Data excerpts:
-*-*-
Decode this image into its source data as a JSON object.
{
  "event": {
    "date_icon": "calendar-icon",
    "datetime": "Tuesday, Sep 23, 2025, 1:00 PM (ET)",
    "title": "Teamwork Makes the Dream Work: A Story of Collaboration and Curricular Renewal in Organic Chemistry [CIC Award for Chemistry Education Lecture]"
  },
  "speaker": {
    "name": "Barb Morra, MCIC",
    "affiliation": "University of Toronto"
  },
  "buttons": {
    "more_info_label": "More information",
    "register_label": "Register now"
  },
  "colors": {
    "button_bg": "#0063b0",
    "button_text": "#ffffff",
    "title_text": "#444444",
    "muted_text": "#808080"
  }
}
-*-*-
> _The exercise_:
Set down each entry again, unchanged.

> _Written solution_:
Decode this image into its source data as a JSON object.
{
  "event": {
    "date_icon": "calendar-icon",
    "datetime": "Tuesday, Sep 23, 2025, 1:00 PM (ET)",
    "title": "Teamwork Makes the Dream Work: A Story of Collaboration and Curricular Renewal in Organic Chemistry [CIC Award for Chemistry Education Lecture]"
  },
  "speaker": {
    "name": "Barb Morra, MCIC",
    "affiliation": "University of Toronto"
  },
  "buttons": {
    "more_info_label": "More information",
    "register_label": "Register now"
  },
  "colors": {
    "button_bg": "#0063b0",
    "button_text": "#ffffff",
    "title_text": "#444444",
    "muted_text": "#808080"
  }
}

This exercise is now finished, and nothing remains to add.